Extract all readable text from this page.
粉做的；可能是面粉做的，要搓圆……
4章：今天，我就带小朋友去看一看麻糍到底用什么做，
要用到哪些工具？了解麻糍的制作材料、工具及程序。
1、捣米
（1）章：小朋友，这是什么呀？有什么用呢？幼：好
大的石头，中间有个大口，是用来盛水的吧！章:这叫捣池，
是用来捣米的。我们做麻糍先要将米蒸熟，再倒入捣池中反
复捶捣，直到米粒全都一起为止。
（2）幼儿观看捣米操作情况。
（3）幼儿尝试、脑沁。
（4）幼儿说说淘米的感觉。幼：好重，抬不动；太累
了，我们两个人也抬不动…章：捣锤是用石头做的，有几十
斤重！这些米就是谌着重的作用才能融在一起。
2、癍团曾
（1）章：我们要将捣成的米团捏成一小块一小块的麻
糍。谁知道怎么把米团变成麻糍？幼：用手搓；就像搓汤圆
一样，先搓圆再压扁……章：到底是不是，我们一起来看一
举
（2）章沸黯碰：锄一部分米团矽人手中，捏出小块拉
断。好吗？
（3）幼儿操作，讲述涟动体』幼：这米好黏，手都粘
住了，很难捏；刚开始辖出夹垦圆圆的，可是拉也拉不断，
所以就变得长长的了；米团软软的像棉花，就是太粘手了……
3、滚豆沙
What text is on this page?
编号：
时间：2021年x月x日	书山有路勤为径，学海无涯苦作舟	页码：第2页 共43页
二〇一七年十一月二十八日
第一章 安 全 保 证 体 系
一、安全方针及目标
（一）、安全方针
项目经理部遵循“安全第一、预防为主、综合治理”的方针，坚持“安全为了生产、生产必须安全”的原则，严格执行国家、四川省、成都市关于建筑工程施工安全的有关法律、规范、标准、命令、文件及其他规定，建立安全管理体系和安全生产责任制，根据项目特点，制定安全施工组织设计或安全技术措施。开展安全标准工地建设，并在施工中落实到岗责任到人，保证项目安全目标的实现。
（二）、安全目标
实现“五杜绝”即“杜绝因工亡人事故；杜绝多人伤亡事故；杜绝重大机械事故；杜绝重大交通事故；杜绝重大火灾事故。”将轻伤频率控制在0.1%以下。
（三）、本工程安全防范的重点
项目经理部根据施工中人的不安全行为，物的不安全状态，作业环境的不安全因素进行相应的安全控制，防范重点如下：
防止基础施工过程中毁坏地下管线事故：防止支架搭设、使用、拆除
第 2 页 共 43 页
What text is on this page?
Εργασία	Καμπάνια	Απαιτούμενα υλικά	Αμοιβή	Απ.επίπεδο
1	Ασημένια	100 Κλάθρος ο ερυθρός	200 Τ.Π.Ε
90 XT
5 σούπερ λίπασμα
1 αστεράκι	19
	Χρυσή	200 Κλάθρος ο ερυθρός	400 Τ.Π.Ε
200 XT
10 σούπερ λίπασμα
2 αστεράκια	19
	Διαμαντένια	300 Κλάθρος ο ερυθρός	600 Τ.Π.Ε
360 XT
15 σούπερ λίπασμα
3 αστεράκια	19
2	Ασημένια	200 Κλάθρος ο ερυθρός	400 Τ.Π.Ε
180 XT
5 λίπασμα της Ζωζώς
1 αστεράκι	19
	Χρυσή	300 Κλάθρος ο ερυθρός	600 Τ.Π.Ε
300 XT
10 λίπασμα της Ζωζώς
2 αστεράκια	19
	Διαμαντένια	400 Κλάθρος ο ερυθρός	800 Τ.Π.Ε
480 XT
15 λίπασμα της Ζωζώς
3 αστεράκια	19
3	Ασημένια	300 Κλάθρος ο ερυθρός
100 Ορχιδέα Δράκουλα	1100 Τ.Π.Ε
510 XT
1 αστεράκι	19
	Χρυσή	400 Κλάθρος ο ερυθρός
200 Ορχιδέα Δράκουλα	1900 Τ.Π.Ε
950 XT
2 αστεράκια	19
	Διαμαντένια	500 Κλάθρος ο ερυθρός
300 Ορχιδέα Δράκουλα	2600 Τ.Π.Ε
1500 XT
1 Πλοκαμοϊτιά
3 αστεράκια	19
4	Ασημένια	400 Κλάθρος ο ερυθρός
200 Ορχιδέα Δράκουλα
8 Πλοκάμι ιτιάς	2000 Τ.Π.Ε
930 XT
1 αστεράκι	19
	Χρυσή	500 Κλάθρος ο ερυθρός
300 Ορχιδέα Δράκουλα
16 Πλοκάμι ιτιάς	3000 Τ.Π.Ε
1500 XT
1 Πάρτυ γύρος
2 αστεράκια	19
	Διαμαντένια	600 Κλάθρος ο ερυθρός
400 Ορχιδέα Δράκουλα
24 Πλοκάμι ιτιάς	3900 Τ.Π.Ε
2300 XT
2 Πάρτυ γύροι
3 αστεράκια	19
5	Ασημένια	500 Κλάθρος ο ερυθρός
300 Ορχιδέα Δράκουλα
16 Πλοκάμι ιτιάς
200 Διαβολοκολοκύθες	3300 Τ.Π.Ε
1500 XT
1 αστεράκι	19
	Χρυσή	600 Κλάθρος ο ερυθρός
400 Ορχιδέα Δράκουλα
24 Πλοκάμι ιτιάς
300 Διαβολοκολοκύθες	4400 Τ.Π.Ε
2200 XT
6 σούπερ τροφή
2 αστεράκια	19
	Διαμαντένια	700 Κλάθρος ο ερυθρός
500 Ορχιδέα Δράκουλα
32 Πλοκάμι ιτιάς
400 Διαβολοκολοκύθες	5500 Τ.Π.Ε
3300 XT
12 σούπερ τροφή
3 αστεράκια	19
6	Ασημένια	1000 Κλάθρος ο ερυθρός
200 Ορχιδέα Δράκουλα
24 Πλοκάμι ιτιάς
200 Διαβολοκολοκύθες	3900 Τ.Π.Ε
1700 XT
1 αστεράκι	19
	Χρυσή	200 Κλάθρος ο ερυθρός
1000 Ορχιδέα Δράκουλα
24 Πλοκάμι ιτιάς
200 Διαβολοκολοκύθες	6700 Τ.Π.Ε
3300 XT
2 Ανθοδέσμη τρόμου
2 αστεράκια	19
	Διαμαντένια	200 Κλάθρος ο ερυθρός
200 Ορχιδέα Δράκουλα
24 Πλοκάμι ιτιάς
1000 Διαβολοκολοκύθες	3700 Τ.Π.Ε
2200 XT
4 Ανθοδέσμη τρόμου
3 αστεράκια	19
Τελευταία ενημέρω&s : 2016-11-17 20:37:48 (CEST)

◆ Given problem: Output all of the material, please, exactly as it stands.

◆ Expected answer:
Extract all readable text from this page.
粉做的；可能是面粉做的，要搓圆……
4章：今天，我就带小朋友去看一看麻糍到底用什么做，
要用到哪些工具？了解麻糍的制作材料、工具及程序。
1、捣米
（1）章：小朋友，这是什么呀？有什么用呢？幼：好
大的石头，中间有个大口，是用来盛水的吧！章:这叫捣池，
是用来捣米的。我们做麻糍先要将米蒸熟，再倒入捣池中反
复捶捣，直到米粒全都一起为止。
（2）幼儿观看捣米操作情况。
（3）幼儿尝试、脑沁。
（4）幼儿说说淘米的感觉。幼：好重，抬不动；太累
了，我们两个人也抬不动…章：捣锤是用石头做的，有几十
斤重！这些米就是谌着重的作用才能融在一起。
2、癍团曾
（1）章：我们要将捣成的米团捏成一小块一小块的麻
糍。谁知道怎么把米团变成麻糍？幼：用手搓；就像搓汤圆
一样，先搓圆再压扁……章：到底是不是，我们一起来看一
举
（2）章沸黯碰：锄一部分米团矽人手中，捏出小块拉
断。好吗？
（3）幼儿操作，讲述涟动体』幼：这米好黏，手都粘
住了，很难捏；刚开始辖出夹垦圆圆的，可是拉也拉不断，
所以就变得长长的了；米团软软的像棉花，就是太粘手了……
3、滚豆沙
What text is on this page?
编号：
时间：2021年x月x日	书山有路勤为径，学海无涯苦作舟	页码：第2页 共43页
二〇一七年十一月二十八日
第一章 安 全 保 证 体 系
一、安全方针及目标
（一）、安全方针
项目经理部遵循“安全第一、预防为主、综合治理”的方针，坚持“安全为了生产、生产必须安全”的原则，严格执行国家、四川省、成都市关于建筑工程施工安全的有关法律、规范、标准、命令、文件及其他规定，建立安全管理体系和安全生产责任制，根据项目特点，制定安全施工组织设计或安全技术措施。开展安全标准工地建设，并在施工中落实到岗责任到人，保证项目安全目标的实现。
（二）、安全目标
实现“五杜绝”即“杜绝因工亡人事故；杜绝多人伤亡事故；杜绝重大机械事故；杜绝重大交通事故；杜绝重大火灾事故。”将轻伤频率控制在0.1%以下。
（三）、本工程安全防范的重点
项目经理部根据施工中人的不安全行为，物的不安全状态，作业环境的不安全因素进行相应的安全控制，防范重点如下：
防止基础施工过程中毁坏地下管线事故：防止支架搭设、使用、拆除
第 2 页 共 43 页
What text is on this page?
Εργασία	Καμπάνια	Απαιτούμενα υλικά	Αμοιβή	Απ.επίπεδο
1	Ασημένια	100 Κλάθρος ο ερυθρός	200 Τ.Π.Ε
90 XT
5 σούπερ λίπασμα
1 αστεράκι	19
	Χρυσή	200 Κλάθρος ο ερυθρός	400 Τ.Π.Ε
200 XT
10 σούπερ λίπασμα
2 αστεράκια	19
	Διαμαντένια	300 Κλάθρος ο ερυθρός	600 Τ.Π.Ε
360 XT
15 σούπερ λίπασμα
3 αστεράκια	19
2	Ασημένια	200 Κλάθρος ο ερυθρός	400 Τ.Π.Ε
180 XT
5 λίπασμα της Ζωζώς
1 αστεράκι	19
	Χρυσή	300 Κλάθρος ο ερυθρός	600 Τ.Π.Ε
300 XT
10 λίπασμα της Ζωζώς
2 αστεράκια	19
	Διαμαντένια	400 Κλάθρος ο ερυθρός	800 Τ.Π.Ε
480 XT
15 λίπασμα της Ζωζώς
3 αστεράκια	19
3	Ασημένια	300 Κλάθρος ο ερυθρός
100 Ορχιδέα Δράκουλα	1100 Τ.Π.Ε
510 XT
1 αστεράκι	19
	Χρυσή	400 Κλάθρος ο ερυθρός
200 Ορχιδέα Δράκουλα	1900 Τ.Π.Ε
950 XT
2 αστεράκια	19
	Διαμαντένια	500 Κλάθρος ο ερυθρός
300 Ορχιδέα Δράκουλα	2600 Τ.Π.Ε
1500 XT
1 Πλοκαμοϊτιά
3 αστεράκια	19
4	Ασημένια	400 Κλάθρος ο ερυθρός
200 Ορχιδέα Δράκουλα
8 Πλοκάμι ιτιάς	2000 Τ.Π.Ε
930 XT
1 αστεράκι	19
	Χρυσή	500 Κλάθρος ο ερυθρός
300 Ορχιδέα Δράκουλα
16 Πλοκάμι ιτιάς	3000 Τ.Π.Ε
1500 XT
1 Πάρτυ γύρος
2 αστεράκια	19
	Διαμαντένια	600 Κλάθρος ο ερυθρός
400 Ορχιδέα Δράκουλα
24 Πλοκάμι ιτιάς	3900 Τ.Π.Ε
2300 XT
2 Πάρτυ γύροι
3 αστεράκια	19
5	Ασημένια	500 Κλάθρος ο ερυθρός
300 Ορχιδέα Δράκουλα
16 Πλοκάμι ιτιάς
200 Διαβολοκολοκύθες	3300 Τ.Π.Ε
1500 XT
1 αστεράκι	19
	Χρυσή	600 Κλάθρος ο ερυθρός
400 Ορχιδέα Δράκουλα
24 Πλοκάμι ιτιάς
300 Διαβολοκολοκύθες	4400 Τ.Π.Ε
2200 XT
6 σούπερ τροφή
2 αστεράκια	19
	Διαμαντένια	700 Κλάθρος ο ερυθρός
500 Ορχιδέα Δράκουλα
32 Πλοκάμι ιτιάς
400 Διαβολοκολοκύθες	5500 Τ.Π.Ε
3300 XT
12 σούπερ τροφή
3 αστεράκια	19
6	Ασημένια	1000 Κλάθρος ο ερυθρός
200 Ορχιδέα Δράκουλα
24 Πλοκάμι ιτιάς
200 Διαβολοκολοκύθες	3900 Τ.Π.Ε
1700 XT
1 αστεράκι	19
	Χρυσή	200 Κλάθρος ο ερυθρός
1000 Ορχιδέα Δράκουλα
24 Πλοκάμι ιτιάς
200 Διαβολοκολοκύθες	6700 Τ.Π.Ε
3300 XT
2 Ανθοδέσμη τρόμου
2 αστεράκια	19
	Διαμαντένια	200 Κλάθρος ο ερυθρός
200 Ορχιδέα Δράκουλα
24 Πλοκάμι ιτιάς
1000 Διαβολοκολοκύθες	3700 Τ.Π.Ε
2200 XT
4 Ανθοδέσμη τρόμου
3 αστεράκια	19
Τελευταία ενημέρω&s : 2016-11-17 20:37:48 (CEST)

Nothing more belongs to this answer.